▸ What needs to be done:
Transcribe all of the material exactly, except for its pictures.
== Record list
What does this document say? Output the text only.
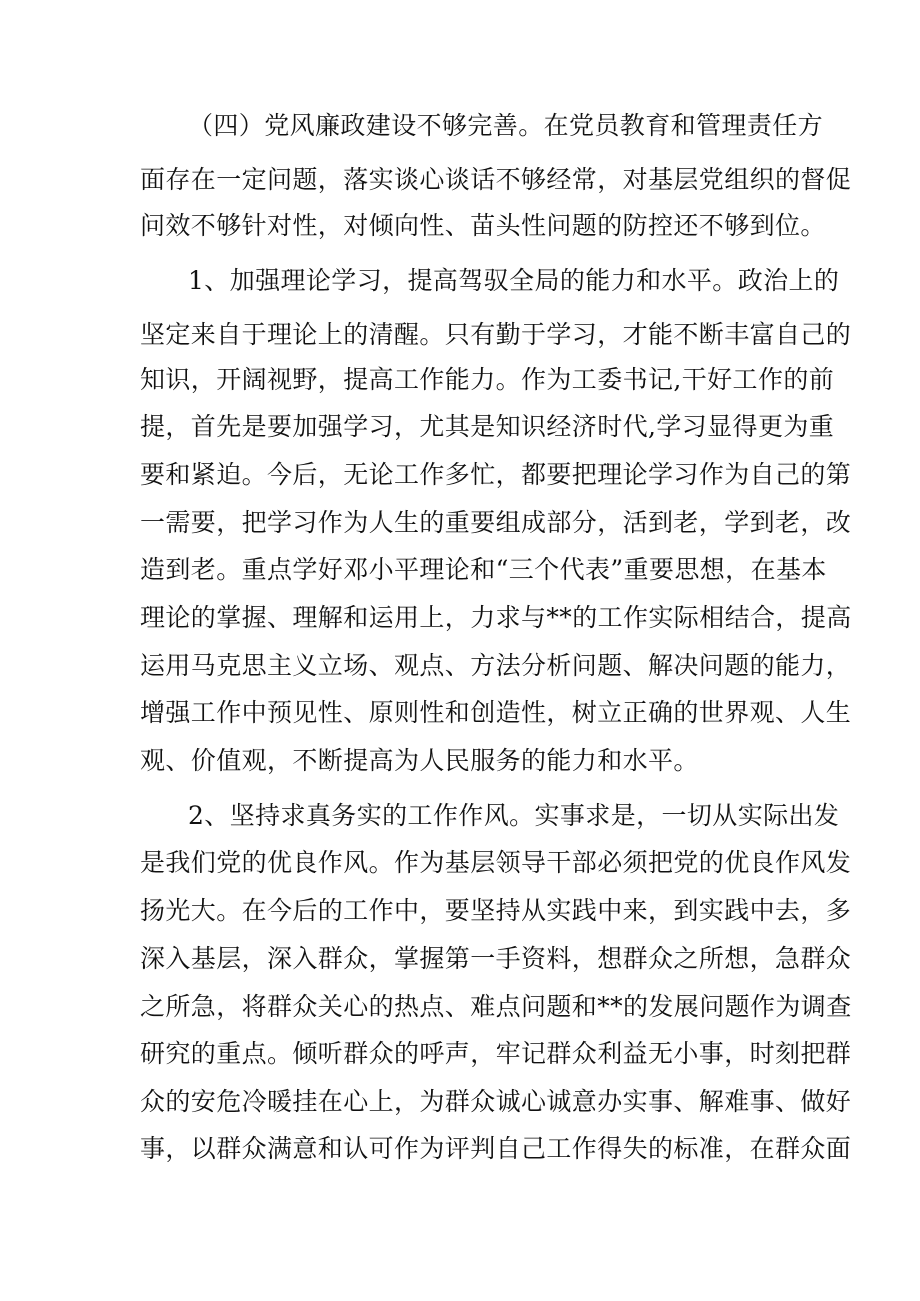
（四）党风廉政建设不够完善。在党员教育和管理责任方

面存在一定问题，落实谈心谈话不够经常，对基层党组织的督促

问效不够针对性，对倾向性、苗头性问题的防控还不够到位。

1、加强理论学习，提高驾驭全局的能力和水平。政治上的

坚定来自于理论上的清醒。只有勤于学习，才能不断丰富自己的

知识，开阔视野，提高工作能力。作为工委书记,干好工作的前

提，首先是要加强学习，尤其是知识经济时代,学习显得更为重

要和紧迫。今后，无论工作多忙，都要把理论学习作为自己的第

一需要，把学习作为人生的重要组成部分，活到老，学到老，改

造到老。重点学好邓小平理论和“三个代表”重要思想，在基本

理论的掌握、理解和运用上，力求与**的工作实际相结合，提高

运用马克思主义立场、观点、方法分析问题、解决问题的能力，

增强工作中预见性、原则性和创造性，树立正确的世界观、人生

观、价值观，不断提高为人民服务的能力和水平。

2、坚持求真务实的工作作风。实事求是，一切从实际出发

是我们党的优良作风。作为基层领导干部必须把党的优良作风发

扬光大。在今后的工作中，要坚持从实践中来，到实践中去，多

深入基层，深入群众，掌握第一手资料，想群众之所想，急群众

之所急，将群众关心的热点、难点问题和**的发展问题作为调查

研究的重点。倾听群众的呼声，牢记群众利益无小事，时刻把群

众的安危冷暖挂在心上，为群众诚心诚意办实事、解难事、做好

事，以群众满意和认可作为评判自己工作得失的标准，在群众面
====
▸ Written answer:
What does this document say? Output the text only.
（四）党风廉政建设不够完善。在党员教育和管理责任方

面存在一定问题，落实谈心谈话不够经常，对基层党组织的督促

问效不够针对性，对倾向性、苗头性问题的防控还不够到位。

1、加强理论学习，提高驾驭全局的能力和水平。政治上的

坚定来自于理论上的清醒。只有勤于学习，才能不断丰富自己的

知识，开阔视野，提高工作能力。作为工委书记,干好工作的前

提，首先是要加强学习，尤其是知识经济时代,学习显得更为重

要和紧迫。今后，无论工作多忙，都要把理论学习作为自己的第

一需要，把学习作为人生的重要组成部分，活到老，学到老，改

造到老。重点学好邓小平理论和“三个代表”重要思想，在基本

理论的掌握、理解和运用上，力求与**的工作实际相结合，提高

运用马克思主义立场、观点、方法分析问题、解决问题的能力，

增强工作中预见性、原则性和创造性，树立正确的世界观、人生

观、价值观，不断提高为人民服务的能力和水平。

2、坚持求真务实的工作作风。实事求是，一切从实际出发

是我们党的优良作风。作为基层领导干部必须把党的优良作风发

扬光大。在今后的工作中，要坚持从实践中来，到实践中去，多

深入基层，深入群众，掌握第一手资料，想群众之所想，急群众

之所急，将群众关心的热点、难点问题和**的发展问题作为调查

研究的重点。倾听群众的呼声，牢记群众利益无小事，时刻把群

众的安危冷暖挂在心上，为群众诚心诚意办实事、解难事、做好

事，以群众满意和认可作为评判自己工作得失的标准，在群众面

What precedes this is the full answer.